* _Dataset rows_
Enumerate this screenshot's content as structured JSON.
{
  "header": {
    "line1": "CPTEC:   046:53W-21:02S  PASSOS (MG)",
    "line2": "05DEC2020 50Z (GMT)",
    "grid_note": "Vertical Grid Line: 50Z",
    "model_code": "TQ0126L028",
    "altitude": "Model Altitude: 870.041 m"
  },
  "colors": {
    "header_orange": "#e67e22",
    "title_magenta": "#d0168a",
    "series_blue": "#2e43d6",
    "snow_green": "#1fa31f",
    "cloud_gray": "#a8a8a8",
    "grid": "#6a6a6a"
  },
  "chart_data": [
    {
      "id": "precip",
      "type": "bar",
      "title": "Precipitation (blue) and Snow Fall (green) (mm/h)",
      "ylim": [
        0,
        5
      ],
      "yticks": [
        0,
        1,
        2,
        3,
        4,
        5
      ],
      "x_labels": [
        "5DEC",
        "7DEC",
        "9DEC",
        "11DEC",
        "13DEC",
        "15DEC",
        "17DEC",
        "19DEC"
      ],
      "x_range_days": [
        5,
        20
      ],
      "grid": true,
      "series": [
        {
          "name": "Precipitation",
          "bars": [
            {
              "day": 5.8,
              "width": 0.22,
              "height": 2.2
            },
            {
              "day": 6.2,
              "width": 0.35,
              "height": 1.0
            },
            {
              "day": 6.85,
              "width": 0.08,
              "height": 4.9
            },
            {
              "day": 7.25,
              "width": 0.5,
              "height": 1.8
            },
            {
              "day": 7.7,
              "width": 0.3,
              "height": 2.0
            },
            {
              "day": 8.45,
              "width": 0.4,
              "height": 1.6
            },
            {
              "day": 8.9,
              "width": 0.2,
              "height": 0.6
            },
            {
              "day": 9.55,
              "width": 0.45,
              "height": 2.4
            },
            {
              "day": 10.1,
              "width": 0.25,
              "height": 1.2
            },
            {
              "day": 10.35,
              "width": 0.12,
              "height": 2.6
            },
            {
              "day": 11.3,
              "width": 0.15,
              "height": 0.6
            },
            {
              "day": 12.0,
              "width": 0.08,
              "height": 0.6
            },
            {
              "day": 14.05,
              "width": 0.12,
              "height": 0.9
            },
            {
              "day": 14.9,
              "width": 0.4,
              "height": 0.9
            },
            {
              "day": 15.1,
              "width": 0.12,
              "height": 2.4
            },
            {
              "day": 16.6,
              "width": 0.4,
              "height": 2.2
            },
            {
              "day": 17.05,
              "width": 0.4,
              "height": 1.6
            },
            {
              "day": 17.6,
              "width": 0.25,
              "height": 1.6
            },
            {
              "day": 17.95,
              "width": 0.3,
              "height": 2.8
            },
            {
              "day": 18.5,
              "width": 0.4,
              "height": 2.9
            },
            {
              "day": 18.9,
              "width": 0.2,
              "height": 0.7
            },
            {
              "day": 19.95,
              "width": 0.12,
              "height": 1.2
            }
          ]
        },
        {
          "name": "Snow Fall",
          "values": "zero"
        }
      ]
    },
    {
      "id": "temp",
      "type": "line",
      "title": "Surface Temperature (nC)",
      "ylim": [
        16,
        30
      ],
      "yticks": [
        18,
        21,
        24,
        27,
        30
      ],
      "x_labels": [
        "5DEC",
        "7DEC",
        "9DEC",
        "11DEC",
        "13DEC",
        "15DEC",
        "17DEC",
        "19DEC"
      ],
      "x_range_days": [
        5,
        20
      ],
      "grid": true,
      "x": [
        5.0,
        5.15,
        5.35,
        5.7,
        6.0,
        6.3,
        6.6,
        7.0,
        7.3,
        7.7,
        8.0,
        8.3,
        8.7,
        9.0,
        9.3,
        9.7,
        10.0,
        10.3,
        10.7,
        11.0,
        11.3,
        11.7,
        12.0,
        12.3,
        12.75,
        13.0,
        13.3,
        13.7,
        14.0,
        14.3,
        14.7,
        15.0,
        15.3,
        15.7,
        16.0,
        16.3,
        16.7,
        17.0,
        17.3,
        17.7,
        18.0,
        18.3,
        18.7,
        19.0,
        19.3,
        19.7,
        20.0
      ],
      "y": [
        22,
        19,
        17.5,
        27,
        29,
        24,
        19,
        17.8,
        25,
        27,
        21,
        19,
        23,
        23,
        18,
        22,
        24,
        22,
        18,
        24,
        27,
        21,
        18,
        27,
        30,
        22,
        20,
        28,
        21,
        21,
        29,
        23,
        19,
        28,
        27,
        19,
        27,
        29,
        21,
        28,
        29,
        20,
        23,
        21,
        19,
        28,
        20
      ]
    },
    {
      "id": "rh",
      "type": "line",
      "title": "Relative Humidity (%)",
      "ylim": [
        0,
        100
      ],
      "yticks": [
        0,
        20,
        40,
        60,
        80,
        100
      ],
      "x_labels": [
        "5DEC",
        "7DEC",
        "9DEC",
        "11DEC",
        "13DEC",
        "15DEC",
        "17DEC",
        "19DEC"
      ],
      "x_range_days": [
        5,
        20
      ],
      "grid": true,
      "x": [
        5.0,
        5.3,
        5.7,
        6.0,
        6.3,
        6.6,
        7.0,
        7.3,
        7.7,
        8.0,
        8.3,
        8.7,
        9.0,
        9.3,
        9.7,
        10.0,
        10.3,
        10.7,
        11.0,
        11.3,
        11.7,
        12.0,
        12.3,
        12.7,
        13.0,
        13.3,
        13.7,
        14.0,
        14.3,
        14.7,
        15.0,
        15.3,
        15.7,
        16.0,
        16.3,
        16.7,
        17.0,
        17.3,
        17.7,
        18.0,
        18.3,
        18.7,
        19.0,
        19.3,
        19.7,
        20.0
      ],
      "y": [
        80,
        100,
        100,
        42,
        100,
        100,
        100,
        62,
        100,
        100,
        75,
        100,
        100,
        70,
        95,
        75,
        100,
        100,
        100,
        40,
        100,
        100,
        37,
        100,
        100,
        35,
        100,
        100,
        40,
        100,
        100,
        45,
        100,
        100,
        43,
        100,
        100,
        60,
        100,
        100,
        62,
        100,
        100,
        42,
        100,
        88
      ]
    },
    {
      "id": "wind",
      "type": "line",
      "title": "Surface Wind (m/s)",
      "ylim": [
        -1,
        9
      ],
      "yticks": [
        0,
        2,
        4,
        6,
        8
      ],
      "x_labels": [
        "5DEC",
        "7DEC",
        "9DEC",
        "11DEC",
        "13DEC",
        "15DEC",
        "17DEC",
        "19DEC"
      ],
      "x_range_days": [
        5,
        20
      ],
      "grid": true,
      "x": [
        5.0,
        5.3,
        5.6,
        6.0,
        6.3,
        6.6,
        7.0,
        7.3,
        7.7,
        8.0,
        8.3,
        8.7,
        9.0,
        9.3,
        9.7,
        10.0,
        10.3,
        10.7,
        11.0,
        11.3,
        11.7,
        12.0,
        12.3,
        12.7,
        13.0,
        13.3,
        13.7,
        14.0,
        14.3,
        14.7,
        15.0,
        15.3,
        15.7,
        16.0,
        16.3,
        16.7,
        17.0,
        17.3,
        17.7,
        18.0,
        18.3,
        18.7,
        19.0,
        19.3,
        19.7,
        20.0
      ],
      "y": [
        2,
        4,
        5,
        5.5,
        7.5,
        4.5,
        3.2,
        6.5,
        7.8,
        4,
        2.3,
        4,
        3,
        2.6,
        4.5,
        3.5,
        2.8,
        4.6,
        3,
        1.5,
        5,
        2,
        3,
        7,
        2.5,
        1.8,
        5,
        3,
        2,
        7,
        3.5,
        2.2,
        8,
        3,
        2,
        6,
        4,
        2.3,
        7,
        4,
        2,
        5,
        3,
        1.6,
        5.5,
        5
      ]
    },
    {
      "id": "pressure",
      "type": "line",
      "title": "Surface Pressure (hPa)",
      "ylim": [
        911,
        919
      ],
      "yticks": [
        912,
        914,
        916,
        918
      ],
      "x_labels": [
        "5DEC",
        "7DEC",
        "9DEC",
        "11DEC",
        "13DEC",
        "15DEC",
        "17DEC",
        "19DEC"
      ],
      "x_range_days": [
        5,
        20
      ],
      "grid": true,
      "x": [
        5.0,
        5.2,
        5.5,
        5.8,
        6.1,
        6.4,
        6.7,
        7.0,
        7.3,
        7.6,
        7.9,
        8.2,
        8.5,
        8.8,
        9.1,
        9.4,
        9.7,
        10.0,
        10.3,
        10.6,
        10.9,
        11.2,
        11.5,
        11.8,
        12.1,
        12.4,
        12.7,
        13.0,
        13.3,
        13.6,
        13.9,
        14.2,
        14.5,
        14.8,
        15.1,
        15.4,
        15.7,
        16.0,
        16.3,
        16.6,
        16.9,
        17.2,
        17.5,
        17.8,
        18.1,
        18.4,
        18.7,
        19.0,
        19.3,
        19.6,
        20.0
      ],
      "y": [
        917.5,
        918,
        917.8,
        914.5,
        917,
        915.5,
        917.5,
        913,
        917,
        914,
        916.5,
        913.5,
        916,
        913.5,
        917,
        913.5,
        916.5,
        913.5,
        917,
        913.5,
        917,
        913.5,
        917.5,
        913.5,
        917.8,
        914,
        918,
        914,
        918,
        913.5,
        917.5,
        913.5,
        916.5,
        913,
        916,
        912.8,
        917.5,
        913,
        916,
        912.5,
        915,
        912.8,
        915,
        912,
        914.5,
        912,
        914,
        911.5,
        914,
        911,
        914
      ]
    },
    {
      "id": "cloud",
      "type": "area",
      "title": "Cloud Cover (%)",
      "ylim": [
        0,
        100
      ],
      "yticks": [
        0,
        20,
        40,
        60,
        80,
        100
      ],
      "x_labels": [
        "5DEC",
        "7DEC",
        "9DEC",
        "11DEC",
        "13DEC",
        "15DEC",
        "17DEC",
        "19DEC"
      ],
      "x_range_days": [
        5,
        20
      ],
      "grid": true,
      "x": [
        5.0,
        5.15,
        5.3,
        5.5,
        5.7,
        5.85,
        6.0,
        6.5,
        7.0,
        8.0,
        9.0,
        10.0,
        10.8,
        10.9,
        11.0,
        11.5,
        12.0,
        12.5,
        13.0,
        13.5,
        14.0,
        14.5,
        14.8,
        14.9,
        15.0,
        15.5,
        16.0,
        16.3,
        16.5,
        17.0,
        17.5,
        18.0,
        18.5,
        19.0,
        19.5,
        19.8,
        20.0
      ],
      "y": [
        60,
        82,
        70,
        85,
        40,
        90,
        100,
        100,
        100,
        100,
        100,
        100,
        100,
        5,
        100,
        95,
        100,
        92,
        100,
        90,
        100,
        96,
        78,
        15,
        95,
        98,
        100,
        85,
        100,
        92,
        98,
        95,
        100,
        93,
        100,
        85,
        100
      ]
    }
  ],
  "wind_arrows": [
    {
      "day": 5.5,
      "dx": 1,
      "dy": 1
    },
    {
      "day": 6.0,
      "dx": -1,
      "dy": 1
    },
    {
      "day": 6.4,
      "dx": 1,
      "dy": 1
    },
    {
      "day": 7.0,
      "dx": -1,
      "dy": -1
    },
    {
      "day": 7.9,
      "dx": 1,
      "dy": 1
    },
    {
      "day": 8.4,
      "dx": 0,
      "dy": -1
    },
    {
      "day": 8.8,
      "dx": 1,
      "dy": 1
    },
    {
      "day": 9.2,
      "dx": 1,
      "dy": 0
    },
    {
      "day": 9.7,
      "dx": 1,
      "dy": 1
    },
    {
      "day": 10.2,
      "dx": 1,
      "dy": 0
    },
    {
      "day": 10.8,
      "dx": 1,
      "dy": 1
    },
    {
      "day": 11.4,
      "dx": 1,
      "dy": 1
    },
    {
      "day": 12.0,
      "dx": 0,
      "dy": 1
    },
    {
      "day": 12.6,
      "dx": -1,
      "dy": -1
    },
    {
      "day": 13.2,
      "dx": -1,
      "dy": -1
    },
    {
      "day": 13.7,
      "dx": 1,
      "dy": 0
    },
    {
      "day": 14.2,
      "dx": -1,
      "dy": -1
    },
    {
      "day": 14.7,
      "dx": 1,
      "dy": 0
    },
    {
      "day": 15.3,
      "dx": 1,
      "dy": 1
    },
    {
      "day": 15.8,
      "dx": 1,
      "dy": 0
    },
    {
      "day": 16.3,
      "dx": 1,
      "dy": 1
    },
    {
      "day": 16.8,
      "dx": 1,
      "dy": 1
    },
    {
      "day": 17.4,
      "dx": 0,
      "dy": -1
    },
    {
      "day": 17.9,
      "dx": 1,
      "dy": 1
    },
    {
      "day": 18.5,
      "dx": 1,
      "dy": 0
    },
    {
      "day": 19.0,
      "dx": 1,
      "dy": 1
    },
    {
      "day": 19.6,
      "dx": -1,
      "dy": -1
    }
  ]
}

* _Work to complete_
In the listing above, count each line that holds the string "Precipitation". Give the number only.

* _Task answer_
2